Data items
______________________________
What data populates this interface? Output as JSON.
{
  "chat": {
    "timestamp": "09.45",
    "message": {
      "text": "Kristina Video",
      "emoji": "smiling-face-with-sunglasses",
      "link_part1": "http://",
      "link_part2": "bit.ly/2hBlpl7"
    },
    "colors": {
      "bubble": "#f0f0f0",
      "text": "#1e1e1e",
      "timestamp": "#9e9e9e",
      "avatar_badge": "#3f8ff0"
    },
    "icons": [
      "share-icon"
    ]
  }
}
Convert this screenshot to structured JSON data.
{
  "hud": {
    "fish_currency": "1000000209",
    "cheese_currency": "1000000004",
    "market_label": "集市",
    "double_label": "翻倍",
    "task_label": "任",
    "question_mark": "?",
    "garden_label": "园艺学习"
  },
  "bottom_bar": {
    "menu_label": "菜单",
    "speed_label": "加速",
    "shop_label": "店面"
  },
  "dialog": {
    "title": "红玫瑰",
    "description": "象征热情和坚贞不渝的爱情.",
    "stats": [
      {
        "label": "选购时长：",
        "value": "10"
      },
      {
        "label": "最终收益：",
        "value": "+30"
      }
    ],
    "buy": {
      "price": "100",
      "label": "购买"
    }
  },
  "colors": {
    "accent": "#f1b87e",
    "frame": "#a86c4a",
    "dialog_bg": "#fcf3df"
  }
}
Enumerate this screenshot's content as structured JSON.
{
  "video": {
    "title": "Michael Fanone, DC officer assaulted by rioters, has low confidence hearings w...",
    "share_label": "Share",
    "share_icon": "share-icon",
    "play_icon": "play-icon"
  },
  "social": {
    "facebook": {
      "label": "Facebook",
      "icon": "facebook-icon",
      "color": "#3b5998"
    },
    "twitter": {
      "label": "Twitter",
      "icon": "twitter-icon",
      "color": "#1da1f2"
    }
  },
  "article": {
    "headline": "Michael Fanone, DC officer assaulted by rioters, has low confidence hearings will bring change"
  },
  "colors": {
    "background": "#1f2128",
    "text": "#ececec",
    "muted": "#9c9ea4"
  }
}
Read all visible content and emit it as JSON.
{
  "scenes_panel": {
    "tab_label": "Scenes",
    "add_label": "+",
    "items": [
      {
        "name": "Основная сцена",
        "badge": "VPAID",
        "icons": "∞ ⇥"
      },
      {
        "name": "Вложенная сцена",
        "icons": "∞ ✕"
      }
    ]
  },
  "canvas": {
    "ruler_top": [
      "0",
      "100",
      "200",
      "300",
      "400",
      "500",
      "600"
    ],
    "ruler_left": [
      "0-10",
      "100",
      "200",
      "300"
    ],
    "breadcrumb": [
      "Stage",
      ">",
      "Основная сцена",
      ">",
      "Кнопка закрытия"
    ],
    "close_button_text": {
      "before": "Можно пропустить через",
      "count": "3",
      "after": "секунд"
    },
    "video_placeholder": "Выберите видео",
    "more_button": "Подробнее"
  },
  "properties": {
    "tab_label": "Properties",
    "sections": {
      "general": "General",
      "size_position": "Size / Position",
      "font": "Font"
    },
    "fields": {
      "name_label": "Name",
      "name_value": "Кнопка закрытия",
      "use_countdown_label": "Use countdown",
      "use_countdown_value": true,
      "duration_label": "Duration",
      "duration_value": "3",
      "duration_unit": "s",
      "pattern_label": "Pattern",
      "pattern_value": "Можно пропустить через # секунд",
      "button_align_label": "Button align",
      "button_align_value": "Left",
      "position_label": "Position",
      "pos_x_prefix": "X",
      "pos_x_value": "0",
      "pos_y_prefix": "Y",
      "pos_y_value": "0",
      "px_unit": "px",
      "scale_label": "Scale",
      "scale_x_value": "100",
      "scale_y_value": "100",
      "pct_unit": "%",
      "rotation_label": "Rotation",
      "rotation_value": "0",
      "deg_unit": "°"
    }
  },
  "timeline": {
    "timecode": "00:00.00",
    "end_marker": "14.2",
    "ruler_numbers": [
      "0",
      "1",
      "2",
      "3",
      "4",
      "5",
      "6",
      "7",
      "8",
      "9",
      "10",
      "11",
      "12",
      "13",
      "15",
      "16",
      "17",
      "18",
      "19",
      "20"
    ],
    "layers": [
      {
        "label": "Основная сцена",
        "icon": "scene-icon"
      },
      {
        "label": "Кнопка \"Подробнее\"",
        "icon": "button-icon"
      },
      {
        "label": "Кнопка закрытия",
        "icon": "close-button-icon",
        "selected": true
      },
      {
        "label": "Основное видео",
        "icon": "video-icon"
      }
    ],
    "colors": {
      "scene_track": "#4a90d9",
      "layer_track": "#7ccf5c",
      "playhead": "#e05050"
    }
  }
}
______________________________
> **Required work**: Reproduce the full listing above, character for character.

> **Problem solution**:
What data populates this interface? Output as JSON.
{
  "chat": {
    "timestamp": "09.45",
    "message": {
      "text": "Kristina Video",
      "emoji": "smiling-face-with-sunglasses",
      "link_part1": "http://",
      "link_part2": "bit.ly/2hBlpl7"
    },
    "colors": {
      "bubble": "#f0f0f0",
      "text": "#1e1e1e",
      "timestamp": "#9e9e9e",
      "avatar_badge": "#3f8ff0"
    },
    "icons": [
      "share-icon"
    ]
  }
}
Convert this screenshot to structured JSON data.
{
  "hud": {
    "fish_currency": "1000000209",
    "cheese_currency": "1000000004",
    "market_label": "集市",
    "double_label": "翻倍",
    "task_label": "任",
    "question_mark": "?",
    "garden_label": "园艺学习"
  },
  "bottom_bar": {
    "menu_label": "菜单",
    "speed_label": "加速",
    "shop_label": "店面"
  },
  "dialog": {
    "title": "红玫瑰",
    "description": "象征热情和坚贞不渝的爱情.",
    "stats": [
      {
        "label": "选购时长：",
        "value": "10"
      },
      {
        "label": "最终收益：",
        "value": "+30"
      }
    ],
    "buy": {
      "price": "100",
      "label": "购买"
    }
  },
  "colors": {
    "accent": "#f1b87e",
    "frame": "#a86c4a",
    "dialog_bg": "#fcf3df"
  }
}
Enumerate this screenshot's content as structured JSON.
{
  "video": {
    "title": "Michael Fanone, DC officer assaulted by rioters, has low confidence hearings w...",
    "share_label": "Share",
    "share_icon": "share-icon",
    "play_icon": "play-icon"
  },
  "social": {
    "facebook": {
      "label": "Facebook",
      "icon": "facebook-icon",
      "color": "#3b5998"
    },
    "twitter": {
      "label": "Twitter",
      "icon": "twitter-icon",
      "color": "#1da1f2"
    }
  },
  "article": {
    "headline": "Michael Fanone, DC officer assaulted by rioters, has low confidence hearings will bring change"
  },
  "colors": {
    "background": "#1f2128",
    "text": "#ececec",
    "muted": "#9c9ea4"
  }
}
Read all visible content and emit it as JSON.
{
  "scenes_panel": {
    "tab_label": "Scenes",
    "add_label": "+",
    "items": [
      {
        "name": "Основная сцена",
        "badge": "VPAID",
        "icons": "∞ ⇥"
      },
      {
        "name": "Вложенная сцена",
        "icons": "∞ ✕"
      }
    ]
  },
  "canvas": {
    "ruler_top": [
      "0",
      "100",
      "200",
      "300",
      "400",
      "500",
      "600"
    ],
    "ruler_left": [
      "0-10",
      "100",
      "200",
      "300"
    ],
    "breadcrumb": [
      "Stage",
      ">",
      "Основная сцена",
      ">",
      "Кнопка закрытия"
    ],
    "close_button_text": {
      "before": "Можно пропустить через",
      "count": "3",
      "after": "секунд"
    },
    "video_placeholder": "Выберите видео",
    "more_button": "Подробнее"
  },
  "properties": {
    "tab_label": "Properties",
    "sections": {
      "general": "General",
      "size_position": "Size / Position",
      "font": "Font"
    },
    "fields": {
      "name_label": "Name",
      "name_value": "Кнопка закрытия",
      "use_countdown_label": "Use countdown",
      "use_countdown_value": true,
      "duration_label": "Duration",
      "duration_value": "3",
      "duration_unit": "s",
      "pattern_label": "Pattern",
      "pattern_value": "Можно пропустить через # секунд",
      "button_align_label": "Button align",
      "button_align_value": "Left",
      "position_label": "Position",
      "pos_x_prefix": "X",
      "pos_x_value": "0",
      "pos_y_prefix": "Y",
      "pos_y_value": "0",
      "px_unit": "px",
      "scale_label": "Scale",
      "scale_x_value": "100",
      "scale_y_value": "100",
      "pct_unit": "%",
      "rotation_label": "Rotation",
      "rotation_value": "0",
      "deg_unit": "°"
    }
  },
  "timeline": {
    "timecode": "00:00.00",
    "end_marker": "14.2",
    "ruler_numbers": [
      "0",
      "1",
      "2",
      "3",
      "4",
      "5",
      "6",
      "7",
      "8",
      "9",
      "10",
      "11",
      "12",
      "13",
      "15",
      "16",
      "17",
      "18",
      "19",
      "20"
    ],
    "layers": [
      {
        "label": "Основная сцена",
        "icon": "scene-icon"
      },
      {
        "label": "Кнопка \"Подробнее\"",
        "icon": "button-icon"
      },
      {
        "label": "Кнопка закрытия",
        "icon": "close-button-icon",
        "selected": true
      },
      {
        "label": "Основное видео",
        "icon": "video-icon"
      }
    ],
    "colors": {
      "scene_track": "#4a90d9",
      "layer_track": "#7ccf5c",
      "playhead": "#e05050"
    }
  }
}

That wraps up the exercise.